_What is expected_:
Please report every line from the material that contains the word "color".

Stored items
[start]

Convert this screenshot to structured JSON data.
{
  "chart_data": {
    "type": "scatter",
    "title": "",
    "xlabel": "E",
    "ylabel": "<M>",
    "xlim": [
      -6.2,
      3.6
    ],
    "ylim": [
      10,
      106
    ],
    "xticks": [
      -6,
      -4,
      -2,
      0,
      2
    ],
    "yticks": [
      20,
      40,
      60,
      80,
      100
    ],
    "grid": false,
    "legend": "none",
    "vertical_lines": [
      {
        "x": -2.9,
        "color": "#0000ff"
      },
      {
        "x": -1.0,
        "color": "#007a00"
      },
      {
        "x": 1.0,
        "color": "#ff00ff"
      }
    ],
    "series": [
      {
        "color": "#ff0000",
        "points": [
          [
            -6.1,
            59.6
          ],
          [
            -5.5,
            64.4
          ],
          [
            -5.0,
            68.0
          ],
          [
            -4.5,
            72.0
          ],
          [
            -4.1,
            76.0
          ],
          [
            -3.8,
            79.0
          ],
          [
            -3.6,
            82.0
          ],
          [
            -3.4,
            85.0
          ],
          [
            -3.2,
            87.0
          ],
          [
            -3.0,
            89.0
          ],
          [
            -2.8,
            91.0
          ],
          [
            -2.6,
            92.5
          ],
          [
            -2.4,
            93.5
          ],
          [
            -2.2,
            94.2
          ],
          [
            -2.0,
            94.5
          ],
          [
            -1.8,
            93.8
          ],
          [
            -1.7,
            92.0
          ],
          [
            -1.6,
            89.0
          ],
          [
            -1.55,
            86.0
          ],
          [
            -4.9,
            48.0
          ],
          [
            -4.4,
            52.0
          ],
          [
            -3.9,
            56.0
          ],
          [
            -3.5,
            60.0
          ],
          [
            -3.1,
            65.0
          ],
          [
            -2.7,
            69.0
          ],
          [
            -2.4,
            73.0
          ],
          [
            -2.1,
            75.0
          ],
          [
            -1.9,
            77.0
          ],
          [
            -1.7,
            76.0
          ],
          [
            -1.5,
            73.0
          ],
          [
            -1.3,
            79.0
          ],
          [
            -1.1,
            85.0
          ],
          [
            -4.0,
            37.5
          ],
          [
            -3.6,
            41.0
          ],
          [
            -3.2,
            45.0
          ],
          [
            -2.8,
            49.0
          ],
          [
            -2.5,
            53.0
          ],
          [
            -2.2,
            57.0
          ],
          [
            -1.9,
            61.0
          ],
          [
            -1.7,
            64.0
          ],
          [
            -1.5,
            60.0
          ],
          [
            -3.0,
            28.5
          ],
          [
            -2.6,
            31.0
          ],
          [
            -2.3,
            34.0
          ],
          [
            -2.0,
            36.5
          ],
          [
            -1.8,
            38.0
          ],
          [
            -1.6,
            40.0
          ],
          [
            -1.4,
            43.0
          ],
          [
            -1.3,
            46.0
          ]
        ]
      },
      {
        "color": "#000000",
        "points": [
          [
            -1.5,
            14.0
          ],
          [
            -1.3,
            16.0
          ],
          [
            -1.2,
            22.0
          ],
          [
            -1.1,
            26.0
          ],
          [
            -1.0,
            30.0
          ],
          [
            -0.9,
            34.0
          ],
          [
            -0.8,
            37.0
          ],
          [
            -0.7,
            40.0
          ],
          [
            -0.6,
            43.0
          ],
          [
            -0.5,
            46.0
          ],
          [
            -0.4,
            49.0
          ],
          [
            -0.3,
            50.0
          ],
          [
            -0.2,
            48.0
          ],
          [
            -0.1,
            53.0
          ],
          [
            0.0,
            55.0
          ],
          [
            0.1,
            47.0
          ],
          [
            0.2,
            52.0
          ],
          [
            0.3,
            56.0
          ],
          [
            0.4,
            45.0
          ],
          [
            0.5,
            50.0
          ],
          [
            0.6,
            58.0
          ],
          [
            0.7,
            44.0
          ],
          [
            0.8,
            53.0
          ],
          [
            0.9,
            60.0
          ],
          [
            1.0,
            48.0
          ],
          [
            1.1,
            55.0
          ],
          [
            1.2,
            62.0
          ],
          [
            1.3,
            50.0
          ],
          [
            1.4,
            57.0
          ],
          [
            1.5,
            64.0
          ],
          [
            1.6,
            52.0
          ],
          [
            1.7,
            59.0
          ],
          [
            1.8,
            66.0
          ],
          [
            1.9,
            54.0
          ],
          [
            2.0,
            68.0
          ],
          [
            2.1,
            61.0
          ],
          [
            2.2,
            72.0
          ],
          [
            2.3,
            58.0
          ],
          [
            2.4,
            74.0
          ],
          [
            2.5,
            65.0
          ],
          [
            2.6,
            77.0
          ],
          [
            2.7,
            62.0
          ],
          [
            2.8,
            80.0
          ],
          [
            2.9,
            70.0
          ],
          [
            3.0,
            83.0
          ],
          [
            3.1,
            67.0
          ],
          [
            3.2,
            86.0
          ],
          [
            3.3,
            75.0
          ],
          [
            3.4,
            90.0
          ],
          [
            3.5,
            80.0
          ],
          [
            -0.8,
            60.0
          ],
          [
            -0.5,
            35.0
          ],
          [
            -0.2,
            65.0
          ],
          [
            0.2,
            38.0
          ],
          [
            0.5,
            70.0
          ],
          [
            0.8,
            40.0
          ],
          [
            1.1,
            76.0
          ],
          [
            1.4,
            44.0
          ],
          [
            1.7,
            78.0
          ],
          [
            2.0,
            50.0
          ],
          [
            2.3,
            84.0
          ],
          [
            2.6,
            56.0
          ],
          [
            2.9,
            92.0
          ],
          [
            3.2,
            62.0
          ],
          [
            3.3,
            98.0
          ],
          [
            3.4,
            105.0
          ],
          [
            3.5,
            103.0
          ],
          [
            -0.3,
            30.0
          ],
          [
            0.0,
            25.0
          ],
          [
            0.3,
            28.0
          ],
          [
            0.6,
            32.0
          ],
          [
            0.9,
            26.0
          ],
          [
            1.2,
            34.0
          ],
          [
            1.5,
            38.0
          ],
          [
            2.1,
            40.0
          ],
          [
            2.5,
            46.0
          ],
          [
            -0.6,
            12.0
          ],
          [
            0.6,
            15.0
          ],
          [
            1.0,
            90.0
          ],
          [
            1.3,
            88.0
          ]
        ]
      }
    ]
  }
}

[end]

_Response below_:
        "color": "#0000ff"
        "color": "#007a00"
        "color": "#ff00ff"
        "color": "#ff0000",
        "color": "#000000",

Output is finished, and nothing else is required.